■ Recorded data
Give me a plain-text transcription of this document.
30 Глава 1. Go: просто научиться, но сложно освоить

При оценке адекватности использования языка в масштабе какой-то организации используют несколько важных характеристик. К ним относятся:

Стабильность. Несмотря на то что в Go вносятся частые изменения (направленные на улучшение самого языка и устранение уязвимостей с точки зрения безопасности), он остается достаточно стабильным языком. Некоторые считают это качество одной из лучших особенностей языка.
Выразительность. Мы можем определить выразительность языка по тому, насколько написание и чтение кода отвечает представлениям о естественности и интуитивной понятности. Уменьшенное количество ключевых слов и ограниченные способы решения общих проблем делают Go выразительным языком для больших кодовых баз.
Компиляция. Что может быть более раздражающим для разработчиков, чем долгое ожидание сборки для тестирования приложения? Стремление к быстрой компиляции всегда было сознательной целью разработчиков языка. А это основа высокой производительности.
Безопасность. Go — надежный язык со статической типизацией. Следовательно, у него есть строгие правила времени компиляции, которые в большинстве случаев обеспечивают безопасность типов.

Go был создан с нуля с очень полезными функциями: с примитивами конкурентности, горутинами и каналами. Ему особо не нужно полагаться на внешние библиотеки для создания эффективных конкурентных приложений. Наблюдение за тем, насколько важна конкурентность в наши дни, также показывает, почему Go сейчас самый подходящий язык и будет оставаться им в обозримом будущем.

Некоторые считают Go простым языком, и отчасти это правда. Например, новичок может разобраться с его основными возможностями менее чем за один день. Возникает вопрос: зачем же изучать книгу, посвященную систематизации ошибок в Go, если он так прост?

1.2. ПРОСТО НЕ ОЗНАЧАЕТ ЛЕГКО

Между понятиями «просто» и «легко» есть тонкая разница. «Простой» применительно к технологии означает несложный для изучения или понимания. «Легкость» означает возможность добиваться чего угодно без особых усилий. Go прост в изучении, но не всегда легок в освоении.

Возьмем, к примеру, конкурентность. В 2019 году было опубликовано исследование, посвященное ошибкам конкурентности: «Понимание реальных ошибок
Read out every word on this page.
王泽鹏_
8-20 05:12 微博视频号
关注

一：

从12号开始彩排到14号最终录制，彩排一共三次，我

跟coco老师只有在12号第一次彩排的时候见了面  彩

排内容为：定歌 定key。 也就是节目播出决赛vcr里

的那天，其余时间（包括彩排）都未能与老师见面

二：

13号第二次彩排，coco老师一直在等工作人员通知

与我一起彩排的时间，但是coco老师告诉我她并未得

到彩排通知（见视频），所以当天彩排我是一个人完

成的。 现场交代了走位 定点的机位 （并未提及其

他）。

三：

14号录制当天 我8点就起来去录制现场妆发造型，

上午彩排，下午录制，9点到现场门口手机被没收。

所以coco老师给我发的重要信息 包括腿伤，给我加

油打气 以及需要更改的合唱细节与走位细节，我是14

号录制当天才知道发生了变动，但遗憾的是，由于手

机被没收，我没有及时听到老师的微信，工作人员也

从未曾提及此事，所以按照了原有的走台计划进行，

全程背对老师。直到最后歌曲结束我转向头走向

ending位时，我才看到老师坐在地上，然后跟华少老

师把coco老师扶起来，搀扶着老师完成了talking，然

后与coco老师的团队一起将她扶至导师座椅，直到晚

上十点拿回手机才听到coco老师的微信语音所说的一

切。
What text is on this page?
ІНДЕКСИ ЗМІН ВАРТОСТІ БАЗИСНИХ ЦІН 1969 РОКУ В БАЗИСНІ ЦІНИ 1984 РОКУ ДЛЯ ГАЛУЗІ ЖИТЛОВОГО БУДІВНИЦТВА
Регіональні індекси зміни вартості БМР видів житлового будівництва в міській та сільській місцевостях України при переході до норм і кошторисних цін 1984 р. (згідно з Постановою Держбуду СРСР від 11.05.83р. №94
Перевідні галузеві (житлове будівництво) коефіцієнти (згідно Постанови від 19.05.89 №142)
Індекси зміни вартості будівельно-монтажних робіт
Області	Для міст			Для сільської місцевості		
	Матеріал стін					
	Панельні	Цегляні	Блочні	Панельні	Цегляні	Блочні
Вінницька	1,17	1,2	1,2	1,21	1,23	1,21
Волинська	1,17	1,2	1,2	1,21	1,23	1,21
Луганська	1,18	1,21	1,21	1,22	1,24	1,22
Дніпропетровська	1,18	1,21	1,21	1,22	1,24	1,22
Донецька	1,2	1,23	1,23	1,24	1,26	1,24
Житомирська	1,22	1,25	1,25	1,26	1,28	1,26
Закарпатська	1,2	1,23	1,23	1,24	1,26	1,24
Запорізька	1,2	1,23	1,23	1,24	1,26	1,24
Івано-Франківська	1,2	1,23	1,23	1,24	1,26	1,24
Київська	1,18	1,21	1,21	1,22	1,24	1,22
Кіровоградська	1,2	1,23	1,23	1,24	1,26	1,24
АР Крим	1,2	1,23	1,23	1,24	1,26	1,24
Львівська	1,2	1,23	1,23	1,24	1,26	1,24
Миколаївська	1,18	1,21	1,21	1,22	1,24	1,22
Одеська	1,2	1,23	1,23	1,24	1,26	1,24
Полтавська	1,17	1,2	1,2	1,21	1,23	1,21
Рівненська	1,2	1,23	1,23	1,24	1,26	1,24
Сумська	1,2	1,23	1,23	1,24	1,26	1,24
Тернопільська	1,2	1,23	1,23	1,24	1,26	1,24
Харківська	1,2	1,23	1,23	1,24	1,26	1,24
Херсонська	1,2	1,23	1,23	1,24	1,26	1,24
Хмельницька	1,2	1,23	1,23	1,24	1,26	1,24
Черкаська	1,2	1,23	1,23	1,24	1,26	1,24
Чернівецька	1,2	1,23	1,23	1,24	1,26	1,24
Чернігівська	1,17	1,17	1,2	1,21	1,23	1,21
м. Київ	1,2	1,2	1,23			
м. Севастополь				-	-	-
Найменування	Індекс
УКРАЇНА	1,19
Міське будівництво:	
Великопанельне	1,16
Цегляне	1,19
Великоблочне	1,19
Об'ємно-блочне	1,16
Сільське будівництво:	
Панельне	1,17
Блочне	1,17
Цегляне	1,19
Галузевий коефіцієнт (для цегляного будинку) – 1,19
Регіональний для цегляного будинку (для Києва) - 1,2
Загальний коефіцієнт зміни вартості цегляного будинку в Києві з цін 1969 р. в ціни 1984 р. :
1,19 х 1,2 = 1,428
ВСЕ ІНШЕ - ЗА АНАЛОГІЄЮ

■ DO THIS
Of the lines in the data, how many hold the string "языка"? State the number, nothing else.

■ TASK RESULT
4